Dataset entries:
* begin *
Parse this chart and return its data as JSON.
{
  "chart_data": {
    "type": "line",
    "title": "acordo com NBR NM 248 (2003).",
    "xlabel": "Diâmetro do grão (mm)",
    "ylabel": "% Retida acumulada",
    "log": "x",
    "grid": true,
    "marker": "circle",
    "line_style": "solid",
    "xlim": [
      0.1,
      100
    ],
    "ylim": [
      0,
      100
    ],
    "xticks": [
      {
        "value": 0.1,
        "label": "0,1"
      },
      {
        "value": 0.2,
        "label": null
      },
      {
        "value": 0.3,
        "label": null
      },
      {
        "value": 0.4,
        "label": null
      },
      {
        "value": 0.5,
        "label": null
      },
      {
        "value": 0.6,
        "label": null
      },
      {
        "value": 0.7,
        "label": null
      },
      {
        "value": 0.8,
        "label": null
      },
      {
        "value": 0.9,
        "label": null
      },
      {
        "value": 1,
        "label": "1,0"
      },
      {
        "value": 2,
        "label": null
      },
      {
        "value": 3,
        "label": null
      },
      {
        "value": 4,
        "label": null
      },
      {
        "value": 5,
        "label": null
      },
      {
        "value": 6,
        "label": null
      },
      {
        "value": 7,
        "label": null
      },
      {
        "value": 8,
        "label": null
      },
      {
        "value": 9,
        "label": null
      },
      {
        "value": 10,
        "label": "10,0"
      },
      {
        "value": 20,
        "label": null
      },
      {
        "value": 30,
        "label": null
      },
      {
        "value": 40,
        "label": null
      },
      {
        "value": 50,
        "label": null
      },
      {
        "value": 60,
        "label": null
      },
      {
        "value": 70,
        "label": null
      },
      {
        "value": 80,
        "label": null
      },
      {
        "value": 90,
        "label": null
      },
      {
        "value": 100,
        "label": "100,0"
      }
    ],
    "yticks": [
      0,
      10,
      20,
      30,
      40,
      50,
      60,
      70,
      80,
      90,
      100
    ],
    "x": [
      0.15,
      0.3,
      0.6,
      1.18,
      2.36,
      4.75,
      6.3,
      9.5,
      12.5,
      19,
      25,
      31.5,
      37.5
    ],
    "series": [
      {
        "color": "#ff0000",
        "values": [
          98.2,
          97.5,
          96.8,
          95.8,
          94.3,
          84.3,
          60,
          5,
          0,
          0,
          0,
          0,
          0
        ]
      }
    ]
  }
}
* end *
- _WHAT TO WORK ON_: Take the material above and return all of it exactly.

- _CORRECT ANSWER_:
Parse this chart and return its data as JSON.
{
  "chart_data": {
    "type": "line",
    "title": "acordo com NBR NM 248 (2003).",
    "xlabel": "Diâmetro do grão (mm)",
    "ylabel": "% Retida acumulada",
    "log": "x",
    "grid": true,
    "marker": "circle",
    "line_style": "solid",
    "xlim": [
      0.1,
      100
    ],
    "ylim": [
      0,
      100
    ],
    "xticks": [
      {
        "value": 0.1,
        "label": "0,1"
      },
      {
        "value": 0.2,
        "label": null
      },
      {
        "value": 0.3,
        "label": null
      },
      {
        "value": 0.4,
        "label": null
      },
      {
        "value": 0.5,
        "label": null
      },
      {
        "value": 0.6,
        "label": null
      },
      {
        "value": 0.7,
        "label": null
      },
      {
        "value": 0.8,
        "label": null
      },
      {
        "value": 0.9,
        "label": null
      },
      {
        "value": 1,
        "label": "1,0"
      },
      {
        "value": 2,
        "label": null
      },
      {
        "value": 3,
        "label": null
      },
      {
        "value": 4,
        "label": null
      },
      {
        "value": 5,
        "label": null
      },
      {
        "value": 6,
        "label": null
      },
      {
        "value": 7,
        "label": null
      },
      {
        "value": 8,
        "label": null
      },
      {
        "value": 9,
        "label": null
      },
      {
        "value": 10,
        "label": "10,0"
      },
      {
        "value": 20,
        "label": null
      },
      {
        "value": 30,
        "label": null
      },
      {
        "value": 40,
        "label": null
      },
      {
        "value": 50,
        "label": null
      },
      {
        "value": 60,
        "label": null
      },
      {
        "value": 70,
        "label": null
      },
      {
        "value": 80,
        "label": null
      },
      {
        "value": 90,
        "label": null
      },
      {
        "value": 100,
        "label": "100,0"
      }
    ],
    "yticks": [
      0,
      10,
      20,
      30,
      40,
      50,
      60,
      70,
      80,
      90,
      100
    ],
    "x": [
      0.15,
      0.3,
      0.6,
      1.18,
      2.36,
      4.75,
      6.3,
      9.5,
      12.5,
      19,
      25,
      31.5,
      37.5
    ],
    "series": [
      {
        "color": "#ff0000",
        "values": [
          98.2,
          97.5,
          96.8,
          95.8,
          94.3,
          84.3,
          60,
          5,
          0,
          0,
          0,
          0,
          0
        ]
      }
    ]
  }
}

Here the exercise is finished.